- Task objective -
Return each line that holds the word "سيتم".

(Collected data entries)
_ _ _ _

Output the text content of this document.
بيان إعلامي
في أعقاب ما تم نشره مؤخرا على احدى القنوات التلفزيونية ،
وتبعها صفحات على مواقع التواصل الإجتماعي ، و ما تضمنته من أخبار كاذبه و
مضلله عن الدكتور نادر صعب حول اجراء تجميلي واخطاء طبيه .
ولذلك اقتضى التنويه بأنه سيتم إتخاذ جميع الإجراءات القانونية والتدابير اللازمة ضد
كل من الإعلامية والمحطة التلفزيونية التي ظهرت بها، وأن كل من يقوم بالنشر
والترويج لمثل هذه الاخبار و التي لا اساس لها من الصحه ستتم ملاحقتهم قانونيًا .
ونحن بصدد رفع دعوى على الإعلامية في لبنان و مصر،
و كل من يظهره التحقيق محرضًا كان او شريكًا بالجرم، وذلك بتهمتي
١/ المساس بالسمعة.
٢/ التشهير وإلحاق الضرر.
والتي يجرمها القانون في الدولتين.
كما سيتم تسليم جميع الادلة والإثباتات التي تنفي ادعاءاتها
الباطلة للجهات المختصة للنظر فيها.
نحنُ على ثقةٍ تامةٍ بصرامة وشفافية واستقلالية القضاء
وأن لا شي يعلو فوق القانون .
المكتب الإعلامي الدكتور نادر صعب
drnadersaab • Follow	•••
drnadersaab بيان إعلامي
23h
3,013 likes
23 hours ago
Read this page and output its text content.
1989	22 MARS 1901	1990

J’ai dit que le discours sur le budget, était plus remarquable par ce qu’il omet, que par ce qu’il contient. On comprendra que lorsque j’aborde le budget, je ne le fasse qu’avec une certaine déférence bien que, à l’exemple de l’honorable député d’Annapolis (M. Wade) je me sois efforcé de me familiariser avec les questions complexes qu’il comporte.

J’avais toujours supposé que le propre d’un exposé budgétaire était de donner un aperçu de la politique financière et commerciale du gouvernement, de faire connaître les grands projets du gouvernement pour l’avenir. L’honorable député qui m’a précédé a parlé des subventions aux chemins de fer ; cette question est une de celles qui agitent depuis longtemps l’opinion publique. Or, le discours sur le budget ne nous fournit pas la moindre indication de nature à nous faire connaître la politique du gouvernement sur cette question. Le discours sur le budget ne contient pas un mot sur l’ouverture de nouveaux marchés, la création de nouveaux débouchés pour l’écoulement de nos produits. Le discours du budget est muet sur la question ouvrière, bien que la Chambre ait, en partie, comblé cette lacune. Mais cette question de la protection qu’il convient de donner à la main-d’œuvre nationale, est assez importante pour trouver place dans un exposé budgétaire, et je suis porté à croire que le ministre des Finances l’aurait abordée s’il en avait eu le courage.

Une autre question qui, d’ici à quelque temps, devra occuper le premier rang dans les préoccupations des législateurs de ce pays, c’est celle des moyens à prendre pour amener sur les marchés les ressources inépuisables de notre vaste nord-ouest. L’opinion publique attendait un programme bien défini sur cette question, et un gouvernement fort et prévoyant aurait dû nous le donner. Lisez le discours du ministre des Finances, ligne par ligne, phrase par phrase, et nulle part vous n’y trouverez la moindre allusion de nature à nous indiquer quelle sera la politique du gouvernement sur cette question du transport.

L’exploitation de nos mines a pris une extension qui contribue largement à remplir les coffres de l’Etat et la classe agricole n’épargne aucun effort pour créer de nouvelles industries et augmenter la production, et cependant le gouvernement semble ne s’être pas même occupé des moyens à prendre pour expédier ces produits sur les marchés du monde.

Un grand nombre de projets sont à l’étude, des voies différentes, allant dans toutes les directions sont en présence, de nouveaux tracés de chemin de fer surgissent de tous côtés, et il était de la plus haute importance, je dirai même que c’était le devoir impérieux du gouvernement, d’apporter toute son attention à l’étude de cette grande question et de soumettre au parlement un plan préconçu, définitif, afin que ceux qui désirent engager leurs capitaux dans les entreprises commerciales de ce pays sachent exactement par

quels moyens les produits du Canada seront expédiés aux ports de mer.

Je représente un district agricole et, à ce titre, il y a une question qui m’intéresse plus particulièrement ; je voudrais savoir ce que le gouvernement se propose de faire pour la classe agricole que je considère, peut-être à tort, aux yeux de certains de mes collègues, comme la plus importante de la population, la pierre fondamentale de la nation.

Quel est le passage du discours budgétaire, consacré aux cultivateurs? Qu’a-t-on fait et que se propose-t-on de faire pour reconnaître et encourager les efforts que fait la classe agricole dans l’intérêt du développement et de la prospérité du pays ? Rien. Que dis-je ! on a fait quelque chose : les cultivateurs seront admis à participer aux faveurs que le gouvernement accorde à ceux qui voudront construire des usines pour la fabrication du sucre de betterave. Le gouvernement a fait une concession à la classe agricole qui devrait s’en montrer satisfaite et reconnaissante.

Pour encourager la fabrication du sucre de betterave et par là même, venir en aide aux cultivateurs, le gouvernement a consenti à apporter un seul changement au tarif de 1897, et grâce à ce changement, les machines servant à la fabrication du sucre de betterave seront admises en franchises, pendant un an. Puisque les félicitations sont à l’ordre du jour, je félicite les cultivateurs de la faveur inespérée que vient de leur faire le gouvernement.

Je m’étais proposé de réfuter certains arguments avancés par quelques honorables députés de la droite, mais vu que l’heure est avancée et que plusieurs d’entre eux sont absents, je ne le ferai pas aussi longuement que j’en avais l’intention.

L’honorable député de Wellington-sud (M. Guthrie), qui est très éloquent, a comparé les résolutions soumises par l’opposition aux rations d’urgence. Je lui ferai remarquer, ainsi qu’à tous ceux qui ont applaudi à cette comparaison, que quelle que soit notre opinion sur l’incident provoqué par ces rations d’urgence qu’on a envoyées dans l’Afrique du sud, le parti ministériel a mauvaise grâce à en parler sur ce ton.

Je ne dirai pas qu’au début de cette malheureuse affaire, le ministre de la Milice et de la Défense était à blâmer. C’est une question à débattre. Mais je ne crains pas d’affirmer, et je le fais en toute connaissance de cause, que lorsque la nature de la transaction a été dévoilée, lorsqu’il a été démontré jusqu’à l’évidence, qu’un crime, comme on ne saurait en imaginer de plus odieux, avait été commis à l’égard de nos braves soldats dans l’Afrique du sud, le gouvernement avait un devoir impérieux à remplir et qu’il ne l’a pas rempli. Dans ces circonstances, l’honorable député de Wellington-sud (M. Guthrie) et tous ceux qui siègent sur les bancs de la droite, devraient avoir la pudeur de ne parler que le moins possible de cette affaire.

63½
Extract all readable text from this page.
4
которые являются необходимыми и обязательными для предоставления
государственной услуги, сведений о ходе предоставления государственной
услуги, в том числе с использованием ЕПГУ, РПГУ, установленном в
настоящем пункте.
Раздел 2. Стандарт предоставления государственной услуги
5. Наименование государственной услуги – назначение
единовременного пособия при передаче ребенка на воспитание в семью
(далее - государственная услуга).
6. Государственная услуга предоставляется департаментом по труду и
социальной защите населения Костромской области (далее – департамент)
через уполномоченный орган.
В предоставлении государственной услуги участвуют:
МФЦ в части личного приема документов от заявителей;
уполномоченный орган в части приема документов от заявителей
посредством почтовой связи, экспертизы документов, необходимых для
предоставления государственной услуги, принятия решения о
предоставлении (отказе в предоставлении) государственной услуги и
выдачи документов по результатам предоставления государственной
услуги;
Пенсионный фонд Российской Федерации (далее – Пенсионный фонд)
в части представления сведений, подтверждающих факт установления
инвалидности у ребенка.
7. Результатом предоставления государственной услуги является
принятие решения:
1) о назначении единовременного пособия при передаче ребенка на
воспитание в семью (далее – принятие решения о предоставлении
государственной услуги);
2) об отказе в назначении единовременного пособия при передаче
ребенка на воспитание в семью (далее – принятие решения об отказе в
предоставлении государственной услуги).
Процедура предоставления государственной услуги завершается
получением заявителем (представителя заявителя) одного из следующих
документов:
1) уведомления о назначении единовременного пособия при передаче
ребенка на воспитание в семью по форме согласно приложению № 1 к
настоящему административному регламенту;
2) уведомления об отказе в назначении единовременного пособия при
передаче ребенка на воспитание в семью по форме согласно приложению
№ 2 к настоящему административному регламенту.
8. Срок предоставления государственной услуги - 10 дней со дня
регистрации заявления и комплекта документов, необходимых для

_ _ _ _

- The answer -
ولذلك اقتضى التنويه بأنه سيتم إتخاذ جميع الإجراءات القانونية والتدابير اللازمة ضد
كما سيتم تسليم جميع الادلة والإثباتات التي تنفي ادعاءاتها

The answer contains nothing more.